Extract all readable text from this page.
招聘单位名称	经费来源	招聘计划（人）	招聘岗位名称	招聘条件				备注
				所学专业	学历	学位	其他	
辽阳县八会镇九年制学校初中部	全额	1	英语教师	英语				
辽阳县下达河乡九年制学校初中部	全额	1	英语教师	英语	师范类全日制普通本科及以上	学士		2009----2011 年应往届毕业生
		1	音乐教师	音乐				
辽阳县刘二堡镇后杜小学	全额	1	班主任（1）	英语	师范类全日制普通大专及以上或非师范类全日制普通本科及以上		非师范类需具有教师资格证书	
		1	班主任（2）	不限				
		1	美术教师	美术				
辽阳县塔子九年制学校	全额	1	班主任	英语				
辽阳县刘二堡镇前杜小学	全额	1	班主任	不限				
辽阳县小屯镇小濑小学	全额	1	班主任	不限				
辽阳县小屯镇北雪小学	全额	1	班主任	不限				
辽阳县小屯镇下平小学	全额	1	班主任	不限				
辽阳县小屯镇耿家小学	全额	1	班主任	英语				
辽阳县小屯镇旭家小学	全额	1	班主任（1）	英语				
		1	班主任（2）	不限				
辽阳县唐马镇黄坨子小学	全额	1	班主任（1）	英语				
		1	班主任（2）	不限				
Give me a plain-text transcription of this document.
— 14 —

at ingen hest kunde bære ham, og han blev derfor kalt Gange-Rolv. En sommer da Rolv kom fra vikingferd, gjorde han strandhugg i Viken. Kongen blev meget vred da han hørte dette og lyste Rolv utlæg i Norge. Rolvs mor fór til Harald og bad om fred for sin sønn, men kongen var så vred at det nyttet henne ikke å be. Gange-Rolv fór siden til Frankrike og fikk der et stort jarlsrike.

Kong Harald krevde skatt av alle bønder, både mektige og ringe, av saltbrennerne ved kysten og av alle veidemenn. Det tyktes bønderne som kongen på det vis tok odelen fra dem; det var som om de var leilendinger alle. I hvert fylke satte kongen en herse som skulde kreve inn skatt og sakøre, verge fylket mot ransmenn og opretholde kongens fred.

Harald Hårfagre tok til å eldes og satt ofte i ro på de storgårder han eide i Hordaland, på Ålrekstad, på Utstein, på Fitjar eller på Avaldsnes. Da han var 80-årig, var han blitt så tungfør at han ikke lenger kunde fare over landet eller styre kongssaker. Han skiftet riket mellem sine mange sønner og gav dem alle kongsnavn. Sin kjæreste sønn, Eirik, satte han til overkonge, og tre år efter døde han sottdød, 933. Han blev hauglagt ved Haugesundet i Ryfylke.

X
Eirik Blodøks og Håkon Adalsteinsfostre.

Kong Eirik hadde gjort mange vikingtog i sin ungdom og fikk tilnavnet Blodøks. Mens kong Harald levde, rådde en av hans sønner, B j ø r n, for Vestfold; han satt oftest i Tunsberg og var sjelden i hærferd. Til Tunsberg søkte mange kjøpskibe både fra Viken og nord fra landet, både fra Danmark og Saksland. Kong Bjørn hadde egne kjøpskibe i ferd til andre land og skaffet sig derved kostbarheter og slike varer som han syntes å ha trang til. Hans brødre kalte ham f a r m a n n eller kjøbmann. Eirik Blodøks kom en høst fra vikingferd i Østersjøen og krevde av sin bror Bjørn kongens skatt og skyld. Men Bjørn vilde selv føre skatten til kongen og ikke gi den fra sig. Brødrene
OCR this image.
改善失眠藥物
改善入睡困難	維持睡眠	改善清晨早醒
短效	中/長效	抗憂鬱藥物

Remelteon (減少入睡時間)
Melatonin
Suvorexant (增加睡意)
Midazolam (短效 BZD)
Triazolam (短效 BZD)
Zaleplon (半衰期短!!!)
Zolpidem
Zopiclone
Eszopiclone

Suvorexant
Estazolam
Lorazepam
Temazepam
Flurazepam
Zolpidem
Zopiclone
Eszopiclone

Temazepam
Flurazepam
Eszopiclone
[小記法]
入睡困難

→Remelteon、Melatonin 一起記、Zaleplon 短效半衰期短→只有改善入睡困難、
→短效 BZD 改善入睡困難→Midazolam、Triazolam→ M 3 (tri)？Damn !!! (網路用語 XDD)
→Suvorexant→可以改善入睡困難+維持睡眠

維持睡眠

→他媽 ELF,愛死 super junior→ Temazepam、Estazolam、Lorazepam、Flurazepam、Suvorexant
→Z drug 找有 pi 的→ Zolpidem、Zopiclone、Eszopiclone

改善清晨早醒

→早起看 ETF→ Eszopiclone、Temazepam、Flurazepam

- _WRITTEN INSTRUCTION_:
Return the listing above word for word.

- _THE RESULT_:
Extract all readable text from this page.
招聘单位名称	经费来源	招聘计划（人）	招聘岗位名称	招聘条件				备注
				所学专业	学历	学位	其他	
辽阳县八会镇九年制学校初中部	全额	1	英语教师	英语				
辽阳县下达河乡九年制学校初中部	全额	1	英语教师	英语	师范类全日制普通本科及以上	学士		2009----2011 年应往届毕业生
		1	音乐教师	音乐				
辽阳县刘二堡镇后杜小学	全额	1	班主任（1）	英语	师范类全日制普通大专及以上或非师范类全日制普通本科及以上		非师范类需具有教师资格证书	
		1	班主任（2）	不限				
		1	美术教师	美术				
辽阳县塔子九年制学校	全额	1	班主任	英语				
辽阳县刘二堡镇前杜小学	全额	1	班主任	不限				
辽阳县小屯镇小濑小学	全额	1	班主任	不限				
辽阳县小屯镇北雪小学	全额	1	班主任	不限				
辽阳县小屯镇下平小学	全额	1	班主任	不限				
辽阳县小屯镇耿家小学	全额	1	班主任	英语				
辽阳县小屯镇旭家小学	全额	1	班主任（1）	英语				
		1	班主任（2）	不限				
辽阳县唐马镇黄坨子小学	全额	1	班主任（1）	英语				
		1	班主任（2）	不限				
Give me a plain-text transcription of this document.
— 14 —

at ingen hest kunde bære ham, og han blev derfor kalt Gange-Rolv. En sommer da Rolv kom fra vikingferd, gjorde han strandhugg i Viken. Kongen blev meget vred da han hørte dette og lyste Rolv utlæg i Norge. Rolvs mor fór til Harald og bad om fred for sin sønn, men kongen var så vred at det nyttet henne ikke å be. Gange-Rolv fór siden til Frankrike og fikk der et stort jarlsrike.

Kong Harald krevde skatt av alle bønder, både mektige og ringe, av saltbrennerne ved kysten og av alle veidemenn. Det tyktes bønderne som kongen på det vis tok odelen fra dem; det var som om de var leilendinger alle. I hvert fylke satte kongen en herse som skulde kreve inn skatt og sakøre, verge fylket mot ransmenn og opretholde kongens fred.

Harald Hårfagre tok til å eldes og satt ofte i ro på de storgårder han eide i Hordaland, på Ålrekstad, på Utstein, på Fitjar eller på Avaldsnes. Da han var 80-årig, var han blitt så tungfør at han ikke lenger kunde fare over landet eller styre kongssaker. Han skiftet riket mellem sine mange sønner og gav dem alle kongsnavn. Sin kjæreste sønn, Eirik, satte han til overkonge, og tre år efter døde han sottdød, 933. Han blev hauglagt ved Haugesundet i Ryfylke.

X
Eirik Blodøks og Håkon Adalsteinsfostre.

Kong Eirik hadde gjort mange vikingtog i sin ungdom og fikk tilnavnet Blodøks. Mens kong Harald levde, rådde en av hans sønner, B j ø r n, for Vestfold; han satt oftest i Tunsberg og var sjelden i hærferd. Til Tunsberg søkte mange kjøpskibe både fra Viken og nord fra landet, både fra Danmark og Saksland. Kong Bjørn hadde egne kjøpskibe i ferd til andre land og skaffet sig derved kostbarheter og slike varer som han syntes å ha trang til. Hans brødre kalte ham f a r m a n n eller kjøbmann. Eirik Blodøks kom en høst fra vikingferd i Østersjøen og krevde av sin bror Bjørn kongens skatt og skyld. Men Bjørn vilde selv føre skatten til kongen og ikke gi den fra sig. Brødrene
OCR this image.
改善失眠藥物
改善入睡困難	維持睡眠	改善清晨早醒
短效	中/長效	抗憂鬱藥物

Remelteon (減少入睡時間)
Melatonin
Suvorexant (增加睡意)
Midazolam (短效 BZD)
Triazolam (短效 BZD)
Zaleplon (半衰期短!!!)
Zolpidem
Zopiclone
Eszopiclone

Suvorexant
Estazolam
Lorazepam
Temazepam
Flurazepam
Zolpidem
Zopiclone
Eszopiclone

Temazepam
Flurazepam
Eszopiclone
[小記法]
入睡困難

→Remelteon、Melatonin 一起記、Zaleplon 短效半衰期短→只有改善入睡困難、
→短效 BZD 改善入睡困難→Midazolam、Triazolam→ M 3 (tri)？Damn !!! (網路用語 XDD)
→Suvorexant→可以改善入睡困難+維持睡眠

維持睡眠

→他媽 ELF,愛死 super junior→ Temazepam、Estazolam、Lorazepam、Flurazepam、Suvorexant
→Z drug 找有 pi 的→ Zolpidem、Zopiclone、Eszopiclone

改善清晨早醒

→早起看 ETF→ Eszopiclone、Temazepam、Flurazepam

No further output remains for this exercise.